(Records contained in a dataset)

::::::::::

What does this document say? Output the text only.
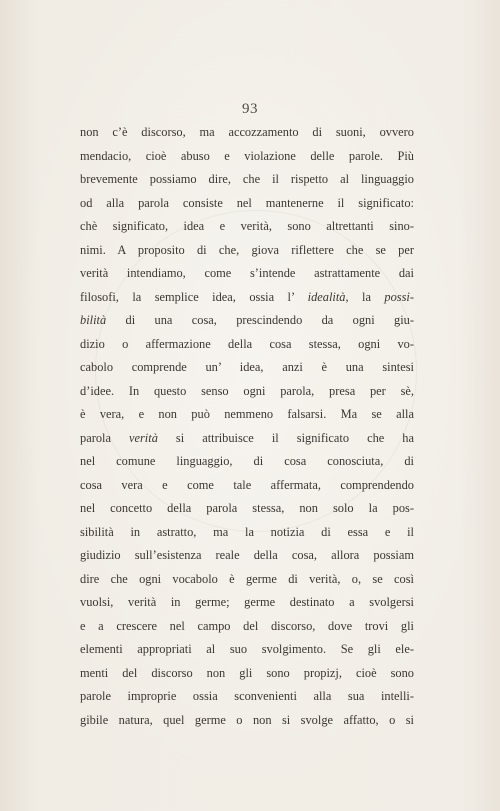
93
non c’è discorso, ma accozzamento di suoni, ovvero
mendacio, cioè abuso e violazione delle parole. Più
brevemente possiamo dire, che il rispetto al linguaggio
od alla parola consiste nel mantenerne il significato:
chè significato, idea e verità, sono altrettanti sino-
nimi. A proposito di che, giova riflettere che se per
verità intendiamo, come s’intende astrattamente dai
filosofi, la semplice idea, ossia l’ idealità, la possi-
bilità di una cosa, prescindendo da ogni giu-
dizio o affermazione della cosa stessa, ogni vo-
cabolo comprende un’ idea, anzi è una sintesi
d’idee. In questo senso ogni parola, presa per sè,
è vera, e non può nemmeno falsarsi. Ma se alla
parola verità si attribuisce il significato che ha
nel comune linguaggio, di cosa conosciuta, di
cosa vera e come tale affermata, comprendendo
nel concetto della parola stessa, non solo la pos-
sibilità in astratto, ma la notizia di essa e il
giudizio sull’esistenza reale della cosa, allora possiam
dire che ogni vocabolo è germe di verità, o, se così
vuolsi, verità in germe; germe destinato a svolgersi
e a crescere nel campo del discorso, dove trovi gli
elementi appropriati al suo svolgimento. Se gli ele-
menti del discorso non gli sono propizj, cioè sono
parole improprie ossia sconvenienti alla sua intelli-
gibile natura, quel germe o non si svolge affatto, o si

::::::::::

YOUR TASK: Restate the entire listing word for word, excluding pictures.

CORRECT ANSWER:
What does this document say? Output the text only.
93
non c’è discorso, ma accozzamento di suoni, ovvero
mendacio, cioè abuso e violazione delle parole. Più
brevemente possiamo dire, che il rispetto al linguaggio
od alla parola consiste nel mantenerne il significato:
chè significato, idea e verità, sono altrettanti sino-
nimi. A proposito di che, giova riflettere che se per
verità intendiamo, come s’intende astrattamente dai
filosofi, la semplice idea, ossia l’ idealità, la possi-
bilità di una cosa, prescindendo da ogni giu-
dizio o affermazione della cosa stessa, ogni vo-
cabolo comprende un’ idea, anzi è una sintesi
d’idee. In questo senso ogni parola, presa per sè,
è vera, e non può nemmeno falsarsi. Ma se alla
parola verità si attribuisce il significato che ha
nel comune linguaggio, di cosa conosciuta, di
cosa vera e come tale affermata, comprendendo
nel concetto della parola stessa, non solo la pos-
sibilità in astratto, ma la notizia di essa e il
giudizio sull’esistenza reale della cosa, allora possiam
dire che ogni vocabolo è germe di verità, o, se così
vuolsi, verità in germe; germe destinato a svolgersi
e a crescere nel campo del discorso, dove trovi gli
elementi appropriati al suo svolgimento. Se gli ele-
menti del discorso non gli sono propizj, cioè sono
parole improprie ossia sconvenienti alla sua intelli-
gibile natura, quel germe o non si svolge affatto, o si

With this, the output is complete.